**STATED GOAL**
Repeat each entry as written and leave the images out of the copy.

**EXTRACTED MATERIAL**
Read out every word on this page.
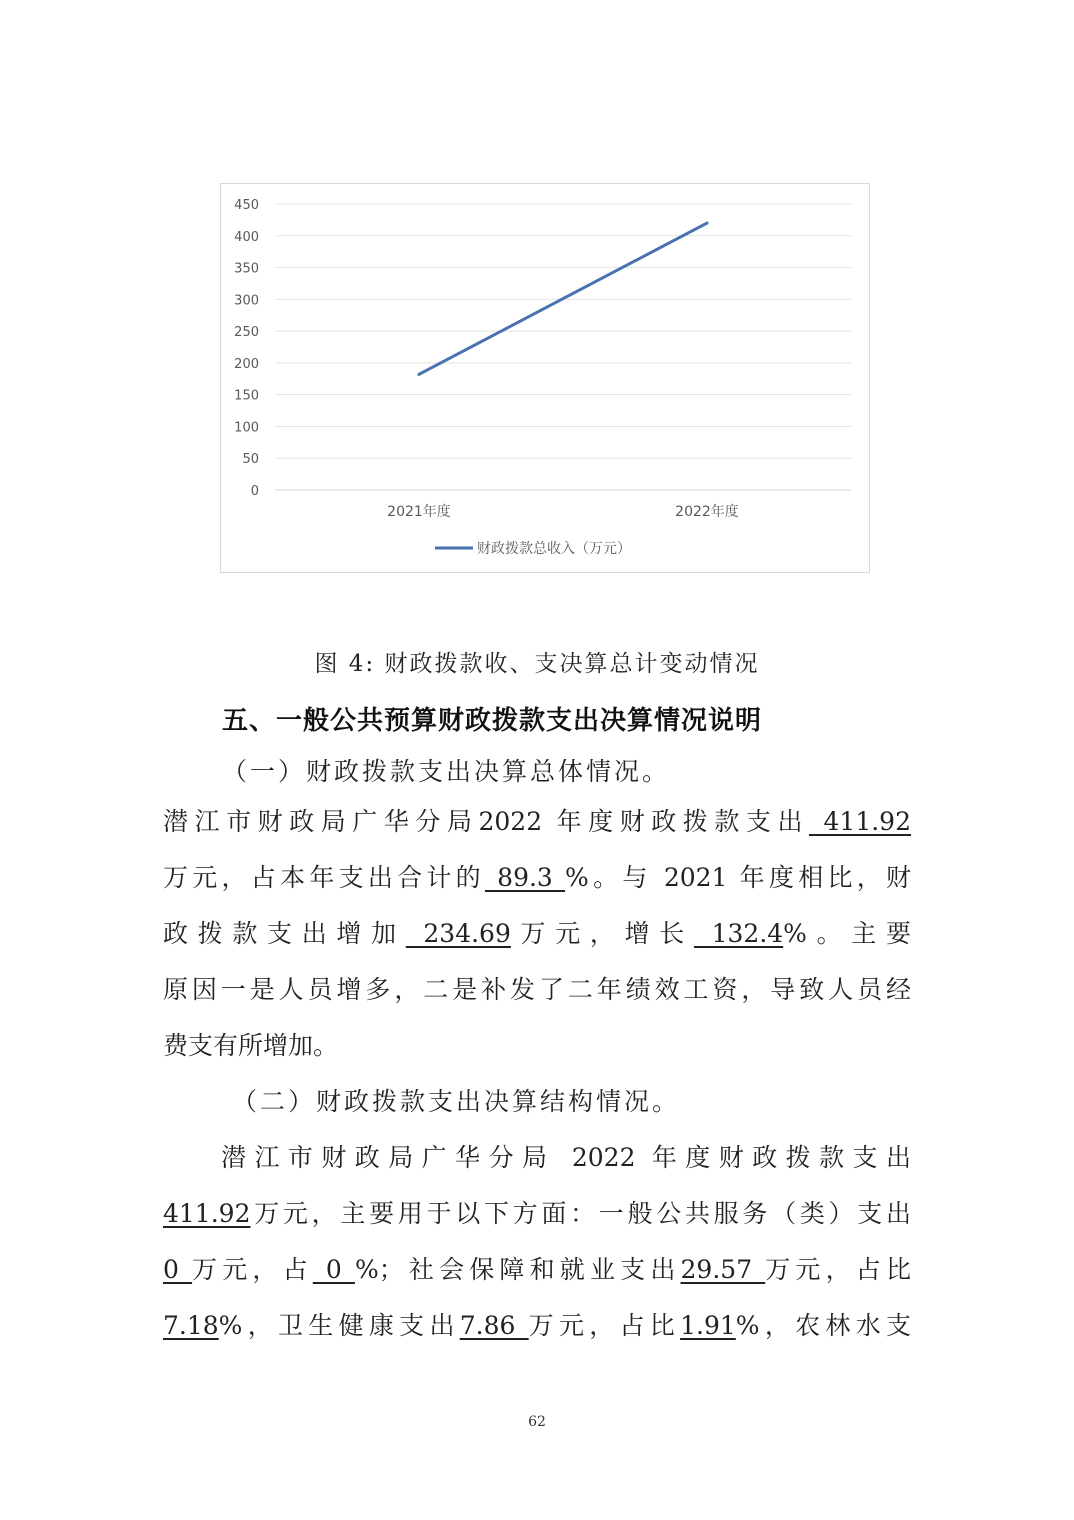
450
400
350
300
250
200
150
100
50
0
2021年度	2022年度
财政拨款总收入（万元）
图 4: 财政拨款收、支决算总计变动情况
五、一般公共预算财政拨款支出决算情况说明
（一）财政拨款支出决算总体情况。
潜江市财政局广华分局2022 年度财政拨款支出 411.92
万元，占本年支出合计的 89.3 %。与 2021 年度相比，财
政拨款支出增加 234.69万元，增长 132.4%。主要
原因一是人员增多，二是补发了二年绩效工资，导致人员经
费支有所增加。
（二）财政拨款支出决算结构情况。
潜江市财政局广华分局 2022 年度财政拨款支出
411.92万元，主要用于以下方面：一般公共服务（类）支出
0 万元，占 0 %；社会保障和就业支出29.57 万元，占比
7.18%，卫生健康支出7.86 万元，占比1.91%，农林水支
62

**FINISHED EXERCISE**
Read out every word on this page.
450
400
350
300
250
200
150
100
50
0
2021年度	2022年度
财政拨款总收入（万元）
图 4: 财政拨款收、支决算总计变动情况
五、一般公共预算财政拨款支出决算情况说明
（一）财政拨款支出决算总体情况。
潜江市财政局广华分局2022 年度财政拨款支出 411.92
万元，占本年支出合计的 89.3 %。与 2021 年度相比，财
政拨款支出增加 234.69万元，增长 132.4%。主要
原因一是人员增多，二是补发了二年绩效工资，导致人员经
费支有所增加。
（二）财政拨款支出决算结构情况。
潜江市财政局广华分局 2022 年度财政拨款支出
411.92万元，主要用于以下方面：一般公共服务（类）支出
0 万元，占 0 %；社会保障和就业支出29.57 万元，占比
7.18%，卫生健康支出7.86 万元，占比1.91%，农林水支
62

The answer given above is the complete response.